*GIVEN RECORDS:*
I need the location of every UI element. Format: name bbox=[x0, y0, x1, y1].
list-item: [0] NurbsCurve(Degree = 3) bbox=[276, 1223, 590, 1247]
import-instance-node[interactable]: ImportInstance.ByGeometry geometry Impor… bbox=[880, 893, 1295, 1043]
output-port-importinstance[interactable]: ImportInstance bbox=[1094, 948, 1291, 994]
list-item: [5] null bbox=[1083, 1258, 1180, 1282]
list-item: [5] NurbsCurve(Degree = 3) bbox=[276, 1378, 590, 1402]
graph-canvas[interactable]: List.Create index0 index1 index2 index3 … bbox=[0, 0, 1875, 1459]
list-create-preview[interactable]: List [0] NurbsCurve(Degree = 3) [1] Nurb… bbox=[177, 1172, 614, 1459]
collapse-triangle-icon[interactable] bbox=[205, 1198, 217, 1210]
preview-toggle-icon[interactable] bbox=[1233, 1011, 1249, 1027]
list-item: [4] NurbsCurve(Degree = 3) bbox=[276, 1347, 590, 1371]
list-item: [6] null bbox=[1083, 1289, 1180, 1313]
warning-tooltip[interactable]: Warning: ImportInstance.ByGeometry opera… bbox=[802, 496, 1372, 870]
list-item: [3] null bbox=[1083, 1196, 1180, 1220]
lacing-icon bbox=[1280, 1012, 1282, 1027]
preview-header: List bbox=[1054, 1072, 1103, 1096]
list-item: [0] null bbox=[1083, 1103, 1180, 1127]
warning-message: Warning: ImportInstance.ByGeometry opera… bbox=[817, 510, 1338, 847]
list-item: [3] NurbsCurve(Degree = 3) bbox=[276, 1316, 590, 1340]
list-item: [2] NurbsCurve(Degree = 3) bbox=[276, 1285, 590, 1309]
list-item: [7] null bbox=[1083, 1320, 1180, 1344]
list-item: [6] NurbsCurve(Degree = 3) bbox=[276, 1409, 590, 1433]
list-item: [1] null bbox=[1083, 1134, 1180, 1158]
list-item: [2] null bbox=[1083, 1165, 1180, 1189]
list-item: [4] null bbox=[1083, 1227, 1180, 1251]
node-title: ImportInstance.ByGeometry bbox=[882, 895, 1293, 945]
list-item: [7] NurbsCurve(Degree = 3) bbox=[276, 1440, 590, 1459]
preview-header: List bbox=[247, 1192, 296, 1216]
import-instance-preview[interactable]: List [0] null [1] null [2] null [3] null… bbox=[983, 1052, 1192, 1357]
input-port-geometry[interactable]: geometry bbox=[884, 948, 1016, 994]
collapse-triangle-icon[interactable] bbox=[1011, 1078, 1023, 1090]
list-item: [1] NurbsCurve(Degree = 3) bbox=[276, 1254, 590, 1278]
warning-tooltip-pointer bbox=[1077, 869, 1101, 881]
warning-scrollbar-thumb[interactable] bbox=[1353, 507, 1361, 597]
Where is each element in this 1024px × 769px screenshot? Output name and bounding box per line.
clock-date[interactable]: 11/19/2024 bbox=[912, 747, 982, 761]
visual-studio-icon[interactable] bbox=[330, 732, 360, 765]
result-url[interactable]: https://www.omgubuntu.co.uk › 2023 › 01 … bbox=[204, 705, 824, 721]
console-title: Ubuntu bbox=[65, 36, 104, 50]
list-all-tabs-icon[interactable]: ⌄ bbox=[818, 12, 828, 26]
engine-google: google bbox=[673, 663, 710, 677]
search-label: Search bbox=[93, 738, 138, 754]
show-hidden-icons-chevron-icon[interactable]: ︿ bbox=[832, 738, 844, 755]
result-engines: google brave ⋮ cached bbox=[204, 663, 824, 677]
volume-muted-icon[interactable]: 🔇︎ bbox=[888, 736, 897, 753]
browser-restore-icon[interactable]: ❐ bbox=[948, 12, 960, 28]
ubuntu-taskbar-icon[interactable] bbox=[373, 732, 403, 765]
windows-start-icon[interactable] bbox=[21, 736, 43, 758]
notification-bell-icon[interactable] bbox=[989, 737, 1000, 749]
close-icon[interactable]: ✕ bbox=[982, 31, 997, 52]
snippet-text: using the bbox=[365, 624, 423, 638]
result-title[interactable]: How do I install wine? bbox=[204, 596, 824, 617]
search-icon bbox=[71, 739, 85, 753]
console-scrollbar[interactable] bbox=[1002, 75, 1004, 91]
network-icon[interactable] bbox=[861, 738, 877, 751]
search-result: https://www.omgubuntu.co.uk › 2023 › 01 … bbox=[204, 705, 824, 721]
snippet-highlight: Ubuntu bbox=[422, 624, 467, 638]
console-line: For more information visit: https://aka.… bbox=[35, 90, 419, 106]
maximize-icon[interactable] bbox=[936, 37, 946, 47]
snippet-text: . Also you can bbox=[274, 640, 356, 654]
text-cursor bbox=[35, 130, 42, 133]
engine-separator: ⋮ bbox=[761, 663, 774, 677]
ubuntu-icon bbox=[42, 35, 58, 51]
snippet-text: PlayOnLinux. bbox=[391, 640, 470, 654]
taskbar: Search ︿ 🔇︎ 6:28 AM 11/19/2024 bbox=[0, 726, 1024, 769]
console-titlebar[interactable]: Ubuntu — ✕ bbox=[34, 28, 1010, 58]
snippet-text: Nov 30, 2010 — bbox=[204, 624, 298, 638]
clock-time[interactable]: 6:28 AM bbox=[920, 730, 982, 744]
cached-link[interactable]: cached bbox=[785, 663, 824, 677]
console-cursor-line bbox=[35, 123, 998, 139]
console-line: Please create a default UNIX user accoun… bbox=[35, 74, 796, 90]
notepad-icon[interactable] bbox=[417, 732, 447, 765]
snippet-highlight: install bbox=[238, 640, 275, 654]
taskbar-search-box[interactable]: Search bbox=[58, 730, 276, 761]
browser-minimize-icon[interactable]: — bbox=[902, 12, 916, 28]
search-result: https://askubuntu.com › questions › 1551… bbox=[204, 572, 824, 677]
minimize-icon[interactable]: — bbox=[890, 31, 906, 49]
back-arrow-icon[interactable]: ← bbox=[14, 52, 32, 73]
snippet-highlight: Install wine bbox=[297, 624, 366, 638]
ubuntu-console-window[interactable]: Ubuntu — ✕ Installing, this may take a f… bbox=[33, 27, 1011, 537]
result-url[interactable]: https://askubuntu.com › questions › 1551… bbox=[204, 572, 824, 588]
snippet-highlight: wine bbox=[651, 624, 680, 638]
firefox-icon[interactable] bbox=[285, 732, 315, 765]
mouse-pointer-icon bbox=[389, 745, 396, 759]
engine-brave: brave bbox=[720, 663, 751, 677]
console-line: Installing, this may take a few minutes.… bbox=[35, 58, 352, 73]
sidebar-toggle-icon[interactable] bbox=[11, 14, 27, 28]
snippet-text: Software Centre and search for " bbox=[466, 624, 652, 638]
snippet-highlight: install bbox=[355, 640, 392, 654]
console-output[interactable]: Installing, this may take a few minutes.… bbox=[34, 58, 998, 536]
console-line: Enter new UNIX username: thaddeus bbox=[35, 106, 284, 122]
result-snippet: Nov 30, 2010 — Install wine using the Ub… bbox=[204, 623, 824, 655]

*TASK DETAILS:* Copy every entry above verbatim, line by line, with no changes.

*RESULT:*
I need the location of every UI element. Format: name bbox=[x0, y0, x1, y1].
list-item: [0] NurbsCurve(Degree = 3) bbox=[276, 1223, 590, 1247]
import-instance-node[interactable]: ImportInstance.ByGeometry geometry Impor… bbox=[880, 893, 1295, 1043]
output-port-importinstance[interactable]: ImportInstance bbox=[1094, 948, 1291, 994]
list-item: [5] null bbox=[1083, 1258, 1180, 1282]
list-item: [5] NurbsCurve(Degree = 3) bbox=[276, 1378, 590, 1402]
graph-canvas[interactable]: List.Create index0 index1 index2 index3 … bbox=[0, 0, 1875, 1459]
list-create-preview[interactable]: List [0] NurbsCurve(Degree = 3) [1] Nurb… bbox=[177, 1172, 614, 1459]
collapse-triangle-icon[interactable] bbox=[205, 1198, 217, 1210]
preview-toggle-icon[interactable] bbox=[1233, 1011, 1249, 1027]
list-item: [4] NurbsCurve(Degree = 3) bbox=[276, 1347, 590, 1371]
list-item: [6] null bbox=[1083, 1289, 1180, 1313]
warning-tooltip[interactable]: Warning: ImportInstance.ByGeometry opera… bbox=[802, 496, 1372, 870]
list-item: [3] null bbox=[1083, 1196, 1180, 1220]
lacing-icon bbox=[1280, 1012, 1282, 1027]
preview-header: List bbox=[1054, 1072, 1103, 1096]
list-item: [0] null bbox=[1083, 1103, 1180, 1127]
warning-message: Warning: ImportInstance.ByGeometry opera… bbox=[817, 510, 1338, 847]
list-item: [3] NurbsCurve(Degree = 3) bbox=[276, 1316, 590, 1340]
list-item: [2] NurbsCurve(Degree = 3) bbox=[276, 1285, 590, 1309]
list-item: [7] null bbox=[1083, 1320, 1180, 1344]
list-item: [6] NurbsCurve(Degree = 3) bbox=[276, 1409, 590, 1433]
list-item: [1] null bbox=[1083, 1134, 1180, 1158]
list-item: [2] null bbox=[1083, 1165, 1180, 1189]
list-item: [4] null bbox=[1083, 1227, 1180, 1251]
node-title: ImportInstance.ByGeometry bbox=[882, 895, 1293, 945]
list-item: [7] NurbsCurve(Degree = 3) bbox=[276, 1440, 590, 1459]
preview-header: List bbox=[247, 1192, 296, 1216]
import-instance-preview[interactable]: List [0] null [1] null [2] null [3] null… bbox=[983, 1052, 1192, 1357]
input-port-geometry[interactable]: geometry bbox=[884, 948, 1016, 994]
collapse-triangle-icon[interactable] bbox=[1011, 1078, 1023, 1090]
list-item: [1] NurbsCurve(Degree = 3) bbox=[276, 1254, 590, 1278]
warning-tooltip-pointer bbox=[1077, 869, 1101, 881]
warning-scrollbar-thumb[interactable] bbox=[1353, 507, 1361, 597]
Where is each element in this 1024px × 769px screenshot? Output name and bounding box per line.
clock-date[interactable]: 11/19/2024 bbox=[912, 747, 982, 761]
visual-studio-icon[interactable] bbox=[330, 732, 360, 765]
result-url[interactable]: https://www.omgubuntu.co.uk › 2023 › 01 … bbox=[204, 705, 824, 721]
console-title: Ubuntu bbox=[65, 36, 104, 50]
list-all-tabs-icon[interactable]: ⌄ bbox=[818, 12, 828, 26]
engine-google: google bbox=[673, 663, 710, 677]
search-label: Search bbox=[93, 738, 138, 754]
show-hidden-icons-chevron-icon[interactable]: ︿ bbox=[832, 738, 844, 755]
result-engines: google brave ⋮ cached bbox=[204, 663, 824, 677]
volume-muted-icon[interactable]: 🔇︎ bbox=[888, 736, 897, 753]
browser-restore-icon[interactable]: ❐ bbox=[948, 12, 960, 28]
ubuntu-taskbar-icon[interactable] bbox=[373, 732, 403, 765]
windows-start-icon[interactable] bbox=[21, 736, 43, 758]
notification-bell-icon[interactable] bbox=[989, 737, 1000, 749]
close-icon[interactable]: ✕ bbox=[982, 31, 997, 52]
snippet-text: using the bbox=[365, 624, 423, 638]
result-title[interactable]: How do I install wine? bbox=[204, 596, 824, 617]
search-icon bbox=[71, 739, 85, 753]
console-scrollbar[interactable] bbox=[1002, 75, 1004, 91]
network-icon[interactable] bbox=[861, 738, 877, 751]
search-result: https://www.omgubuntu.co.uk › 2023 › 01 … bbox=[204, 705, 824, 721]
snippet-highlight: Ubuntu bbox=[422, 624, 467, 638]
console-line: For more information visit: https://aka.… bbox=[35, 90, 419, 106]
maximize-icon[interactable] bbox=[936, 37, 946, 47]
snippet-text: . Also you can bbox=[274, 640, 356, 654]
text-cursor bbox=[35, 130, 42, 133]
engine-separator: ⋮ bbox=[761, 663, 774, 677]
ubuntu-icon bbox=[42, 35, 58, 51]
snippet-text: PlayOnLinux. bbox=[391, 640, 470, 654]
taskbar: Search ︿ 🔇︎ 6:28 AM 11/19/2024 bbox=[0, 726, 1024, 769]
console-titlebar[interactable]: Ubuntu — ✕ bbox=[34, 28, 1010, 58]
snippet-text: Nov 30, 2010 — bbox=[204, 624, 298, 638]
clock-time[interactable]: 6:28 AM bbox=[920, 730, 982, 744]
cached-link[interactable]: cached bbox=[785, 663, 824, 677]
console-cursor-line bbox=[35, 123, 998, 139]
console-line: Please create a default UNIX user accoun… bbox=[35, 74, 796, 90]
notepad-icon[interactable] bbox=[417, 732, 447, 765]
snippet-highlight: install bbox=[238, 640, 275, 654]
taskbar-search-box[interactable]: Search bbox=[58, 730, 276, 761]
browser-minimize-icon[interactable]: — bbox=[902, 12, 916, 28]
search-result: https://askubuntu.com › questions › 1551… bbox=[204, 572, 824, 677]
minimize-icon[interactable]: — bbox=[890, 31, 906, 49]
back-arrow-icon[interactable]: ← bbox=[14, 52, 32, 73]
snippet-highlight: Install wine bbox=[297, 624, 366, 638]
ubuntu-console-window[interactable]: Ubuntu — ✕ Installing, this may take a f… bbox=[33, 27, 1011, 537]
result-url[interactable]: https://askubuntu.com › questions › 1551… bbox=[204, 572, 824, 588]
snippet-highlight: wine bbox=[651, 624, 680, 638]
firefox-icon[interactable] bbox=[285, 732, 315, 765]
mouse-pointer-icon bbox=[389, 745, 396, 759]
engine-brave: brave bbox=[720, 663, 751, 677]
console-line: Installing, this may take a few minutes.… bbox=[35, 58, 352, 73]
sidebar-toggle-icon[interactable] bbox=[11, 14, 27, 28]
snippet-text: Software Centre and search for " bbox=[466, 624, 652, 638]
snippet-highlight: install bbox=[355, 640, 392, 654]
console-output[interactable]: Installing, this may take a few minutes.… bbox=[34, 58, 998, 536]
console-line: Enter new UNIX username: thaddeus bbox=[35, 106, 284, 122]
result-snippet: Nov 30, 2010 — Install wine using the Ub… bbox=[204, 623, 824, 655]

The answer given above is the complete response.